● GIVEN TASK:
Copy down all of the data underneath, exactly as shown.
— begin SUPPLIED RECORDS —
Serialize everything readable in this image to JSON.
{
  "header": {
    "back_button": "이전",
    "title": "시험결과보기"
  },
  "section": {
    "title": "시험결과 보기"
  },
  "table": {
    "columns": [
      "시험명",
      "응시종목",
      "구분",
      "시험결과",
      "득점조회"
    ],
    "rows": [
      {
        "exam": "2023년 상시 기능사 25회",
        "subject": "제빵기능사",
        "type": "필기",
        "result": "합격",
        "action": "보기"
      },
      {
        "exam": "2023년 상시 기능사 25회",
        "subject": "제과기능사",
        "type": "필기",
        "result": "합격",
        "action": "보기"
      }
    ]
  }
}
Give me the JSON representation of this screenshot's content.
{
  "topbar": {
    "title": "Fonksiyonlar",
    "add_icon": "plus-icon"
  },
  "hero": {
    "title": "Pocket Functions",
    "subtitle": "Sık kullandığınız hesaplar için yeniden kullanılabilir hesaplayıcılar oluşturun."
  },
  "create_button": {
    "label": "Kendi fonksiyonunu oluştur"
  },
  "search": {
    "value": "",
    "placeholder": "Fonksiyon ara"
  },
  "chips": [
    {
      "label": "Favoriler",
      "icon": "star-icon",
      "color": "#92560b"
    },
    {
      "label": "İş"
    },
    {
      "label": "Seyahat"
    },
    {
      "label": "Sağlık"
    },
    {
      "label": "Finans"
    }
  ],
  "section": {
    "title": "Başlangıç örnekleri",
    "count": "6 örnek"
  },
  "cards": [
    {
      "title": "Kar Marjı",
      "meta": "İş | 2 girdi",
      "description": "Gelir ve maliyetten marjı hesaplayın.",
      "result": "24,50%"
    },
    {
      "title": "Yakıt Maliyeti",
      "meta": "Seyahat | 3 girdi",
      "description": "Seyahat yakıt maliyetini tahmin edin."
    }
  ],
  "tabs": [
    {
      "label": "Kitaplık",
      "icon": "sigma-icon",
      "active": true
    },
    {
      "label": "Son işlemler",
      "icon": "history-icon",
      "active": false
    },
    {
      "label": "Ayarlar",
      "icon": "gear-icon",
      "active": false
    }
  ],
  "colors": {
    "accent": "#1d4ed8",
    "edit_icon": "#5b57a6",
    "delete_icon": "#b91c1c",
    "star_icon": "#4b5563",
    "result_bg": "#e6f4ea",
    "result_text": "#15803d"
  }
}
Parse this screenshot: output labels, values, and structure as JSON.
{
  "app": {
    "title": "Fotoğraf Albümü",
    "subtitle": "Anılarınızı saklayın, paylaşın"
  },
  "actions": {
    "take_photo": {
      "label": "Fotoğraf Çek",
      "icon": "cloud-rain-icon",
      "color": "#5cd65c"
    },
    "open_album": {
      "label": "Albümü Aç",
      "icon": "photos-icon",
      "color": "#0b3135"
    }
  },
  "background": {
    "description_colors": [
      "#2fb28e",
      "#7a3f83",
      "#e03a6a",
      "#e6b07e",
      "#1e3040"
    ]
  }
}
— end SUPPLIED RECORDS —
● FULL ANSWER:
Serialize everything readable in this image to JSON.
{
  "header": {
    "back_button": "이전",
    "title": "시험결과보기"
  },
  "section": {
    "title": "시험결과 보기"
  },
  "table": {
    "columns": [
      "시험명",
      "응시종목",
      "구분",
      "시험결과",
      "득점조회"
    ],
    "rows": [
      {
        "exam": "2023년 상시 기능사 25회",
        "subject": "제빵기능사",
        "type": "필기",
        "result": "합격",
        "action": "보기"
      },
      {
        "exam": "2023년 상시 기능사 25회",
        "subject": "제과기능사",
        "type": "필기",
        "result": "합격",
        "action": "보기"
      }
    ]
  }
}
Give me the JSON representation of this screenshot's content.
{
  "topbar": {
    "title": "Fonksiyonlar",
    "add_icon": "plus-icon"
  },
  "hero": {
    "title": "Pocket Functions",
    "subtitle": "Sık kullandığınız hesaplar için yeniden kullanılabilir hesaplayıcılar oluşturun."
  },
  "create_button": {
    "label": "Kendi fonksiyonunu oluştur"
  },
  "search": {
    "value": "",
    "placeholder": "Fonksiyon ara"
  },
  "chips": [
    {
      "label": "Favoriler",
      "icon": "star-icon",
      "color": "#92560b"
    },
    {
      "label": "İş"
    },
    {
      "label": "Seyahat"
    },
    {
      "label": "Sağlık"
    },
    {
      "label": "Finans"
    }
  ],
  "section": {
    "title": "Başlangıç örnekleri",
    "count": "6 örnek"
  },
  "cards": [
    {
      "title": "Kar Marjı",
      "meta": "İş | 2 girdi",
      "description": "Gelir ve maliyetten marjı hesaplayın.",
      "result": "24,50%"
    },
    {
      "title": "Yakıt Maliyeti",
      "meta": "Seyahat | 3 girdi",
      "description": "Seyahat yakıt maliyetini tahmin edin."
    }
  ],
  "tabs": [
    {
      "label": "Kitaplık",
      "icon": "sigma-icon",
      "active": true
    },
    {
      "label": "Son işlemler",
      "icon": "history-icon",
      "active": false
    },
    {
      "label": "Ayarlar",
      "icon": "gear-icon",
      "active": false
    }
  ],
  "colors": {
    "accent": "#1d4ed8",
    "edit_icon": "#5b57a6",
    "delete_icon": "#b91c1c",
    "star_icon": "#4b5563",
    "result_bg": "#e6f4ea",
    "result_text": "#15803d"
  }
}
Parse this screenshot: output labels, values, and structure as JSON.
{
  "app": {
    "title": "Fotoğraf Albümü",
    "subtitle": "Anılarınızı saklayın, paylaşın"
  },
  "actions": {
    "take_photo": {
      "label": "Fotoğraf Çek",
      "icon": "cloud-rain-icon",
      "color": "#5cd65c"
    },
    "open_album": {
      "label": "Albümü Aç",
      "icon": "photos-icon",
      "color": "#0b3135"
    }
  },
  "background": {
    "description_colors": [
      "#2fb28e",
      "#7a3f83",
      "#e03a6a",
      "#e6b07e",
      "#1e3040"
    ]
  }
}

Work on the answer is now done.